> Selection:

>> begin

Create Messaging Experiments with A/B Testing

When you are reaching out to your users or starting a new marketing campaign, you want to make sure that you get it right. A/B testing can help you find the optimal wording and presentation by testing message variants on selected portions of your user base. Whether your goal is better retention or conversion on an offer, A/B testing can perform statistical analysis to determine if a message variant is outperforming the baseline for your selected objective.

To A/B test feature variants with a baseline, do the following:

  1. Create your experiment.
  2. Validate your experiment on a test device.
  3. Manage your experiment.

Create an experiment

An experiment that uses the Notifications composer lets you evaluate multiple variants on a single notification message.

  1. Sign in to the Firebase console and verify that Google Analytics is enabled in your project so that the experiment has access to Analytics data.

    If you did not enable Google Analytics when creating your project, you can enable it on the Integrations tab, which you can access using > Project settings in the Firebase console.

  2. In the Engage section of the Firebase console navigation bar, click A/B Testing.

  3. Click Create experiment, and then select Notifications when prompted for the service you want to experiment with.

  4. Enter a Name and optional Description for your experiment, and click Next.

  5. Fill out the Targeting fields, first choosing the app that uses your experiment. You can also target a subset of your users to participate in your experiment by choosing options that include the following:

    • Version: One or more versions of your app
    • User audience: Analytics audiences used to target users who might be included in the experiment
    • User property: One or more Analytics user properties for selecting users who might be included in the experiment
    • Country/Region: One or more countries or regions for selecting users who might be included in the experiment
    • Device language: One or more languages and locales used to select users who might be included in the experiment
    • First open: Target users based on the first time they ever opened your app
    • Last app engagement: Target users based on the last time they engaged with your app
  6. Set the Percentage of target users: Select the percentage of your app's user base matching the criteria set under Target users that you want to evenly divide between the baseline and one or more variants in your experiment. This can be any percentage between 0.01% and 100%. Percentages are randomly reassigned to users for each experiment, including duplicated experiments.

  7. In the Variants section, type a message to send to the baseline group in the Enter message text field. To send no message to the baseline group, leave this field blank.

  8. (optional) To add more than one variant to your experiment, click Add Variant. By default, experiments have one baseline and one variant.

  9. (optional) Enter a name for each variant in your experiment to replace the names Variant A, Variant B, etc.

  10. Define a goal metric for your experiment to use when evaluating experiment variants along with any desired additional metrics from the dropdown list. These metrics include built-in objectives (engagement, purchases, revenue, retention, etc.), Analytics conversion events, and other Analytics events.

>> end

> Items:
>> begin

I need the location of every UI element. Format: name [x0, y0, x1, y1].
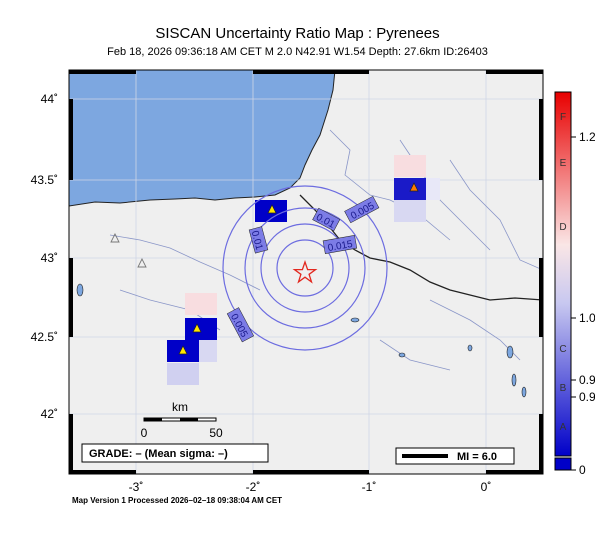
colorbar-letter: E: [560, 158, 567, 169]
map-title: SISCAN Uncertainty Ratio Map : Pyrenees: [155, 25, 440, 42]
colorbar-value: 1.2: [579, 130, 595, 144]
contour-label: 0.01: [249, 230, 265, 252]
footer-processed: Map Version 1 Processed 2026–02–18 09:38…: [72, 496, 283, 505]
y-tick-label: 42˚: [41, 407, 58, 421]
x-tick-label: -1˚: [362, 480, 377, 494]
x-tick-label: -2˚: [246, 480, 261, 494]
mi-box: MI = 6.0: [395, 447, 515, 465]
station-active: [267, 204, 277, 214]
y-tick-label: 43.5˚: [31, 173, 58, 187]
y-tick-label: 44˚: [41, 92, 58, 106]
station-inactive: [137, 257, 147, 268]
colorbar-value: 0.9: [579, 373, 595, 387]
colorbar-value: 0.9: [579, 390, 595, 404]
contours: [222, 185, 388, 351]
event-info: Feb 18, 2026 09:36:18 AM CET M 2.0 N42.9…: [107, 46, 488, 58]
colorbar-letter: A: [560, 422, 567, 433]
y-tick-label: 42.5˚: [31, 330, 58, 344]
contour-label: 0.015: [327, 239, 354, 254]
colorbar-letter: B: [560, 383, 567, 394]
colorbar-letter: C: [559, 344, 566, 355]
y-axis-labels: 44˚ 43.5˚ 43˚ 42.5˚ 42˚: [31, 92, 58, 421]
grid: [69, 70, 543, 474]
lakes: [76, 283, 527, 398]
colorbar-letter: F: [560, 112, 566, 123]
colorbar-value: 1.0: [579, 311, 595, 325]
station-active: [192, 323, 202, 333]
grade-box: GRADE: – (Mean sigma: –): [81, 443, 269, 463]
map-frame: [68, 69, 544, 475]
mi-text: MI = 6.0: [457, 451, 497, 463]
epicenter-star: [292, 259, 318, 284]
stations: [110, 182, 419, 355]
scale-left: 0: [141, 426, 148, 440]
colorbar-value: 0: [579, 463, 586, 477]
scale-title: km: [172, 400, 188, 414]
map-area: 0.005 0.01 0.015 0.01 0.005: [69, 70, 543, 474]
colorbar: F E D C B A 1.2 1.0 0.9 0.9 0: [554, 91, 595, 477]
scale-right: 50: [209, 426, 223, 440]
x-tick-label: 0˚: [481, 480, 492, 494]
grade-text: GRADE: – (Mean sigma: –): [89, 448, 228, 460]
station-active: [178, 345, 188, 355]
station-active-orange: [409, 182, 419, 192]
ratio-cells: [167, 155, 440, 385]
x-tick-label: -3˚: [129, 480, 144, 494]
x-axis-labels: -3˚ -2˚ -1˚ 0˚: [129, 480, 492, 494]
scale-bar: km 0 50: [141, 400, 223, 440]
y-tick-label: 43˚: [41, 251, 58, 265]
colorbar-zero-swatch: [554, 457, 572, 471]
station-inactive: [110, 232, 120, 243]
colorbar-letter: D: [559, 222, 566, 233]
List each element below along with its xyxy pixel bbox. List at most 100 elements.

>> end

> Given request: Can you pick up the guide on creating messaging experiments with A/B testing and continue it after its last step? None of the data is needed here.

> Written reply:
  11. Choose options for your message:

    • Delivery date: Either choose Send Now to launch your experiment immediately on saving, or Scheduled to specify a time to launch your experiment in the future.
    • Advanced options: To choose advanced options for all notifications included in your experiment, expand Advanced options, and then change any of the listed message options.
  12. Click Review to save your experiment.

You are allowed up to 300 experiments per project, which could consist of up to 24 running experiments, with the rest as draft or completed.

Validate your experiment on a test device

For each Firebase installation you can retrieve the FCM registration token associated with it. You can use this token to test specific experiment variants on a test device with your app installed. To validate your experiment on a test device, do the following:

  1. Get the FCM registration token as follows:

    Swift

    Messaging.messaging().token { token, error in
      if let error = error {
        print("Error fetching FCM registration token: \(error)")
      } else if let token = token {
        print("FCM registration token: \(token)")
        self.fcmRegTokenMessage.text  = "Remote FCM registration token: \(token)"
      }
    }
    

    Objective-C

    [[FIRMessaging messaging] tokenWithCompletion:^(NSString *token, NSError *error) {
      if (error != nil) {
        NSLog(@"Error getting FCM registration token: %@", error);
      } else {
        NSLog(@"FCM registration token: %@", token);
        self.fcmRegTokenMessage.text = token;
      }
    }];
    

    Java

    FirebaseMessaging.getInstance().getToken()
        .addOnCompleteListener(new OnCompleteListener<String>() {
            @Override
            public void onComplete(@NonNull Task<String> task) {
              if (!task.isSuccessful()) {
                Log.w(TAG, "Fetching FCM registration token failed", task.getException());
                return;
              }
    
              // Get new FCM registration token
              String token = task.getResult();
    
              // Log and toast
              String msg = getString(R.string.msg_token_fmt, token);
              Log.d(TAG, msg);
              Toast.makeText(MainActivity.this, msg, Toast.LENGTH_SHORT).show();
            }
        });

    Kotlin+KTX

    FirebaseMessaging.getInstance().token.addOnCompleteListener(OnCompleteListener { task ->
        if (!task.isSuccessful) {
            Log.w(TAG, "Fetching FCM registration token failed", task.exception)
            return@OnCompleteListener
        }
    
        // Get new FCM registration token
        val token = task.result
    
        // Log and toast
        val msg = getString(R.string.msg_token_fmt, token)
        Log.d(TAG, msg)
        Toast.makeText(baseContext, msg, Toast.LENGTH_SHORT).show()
    })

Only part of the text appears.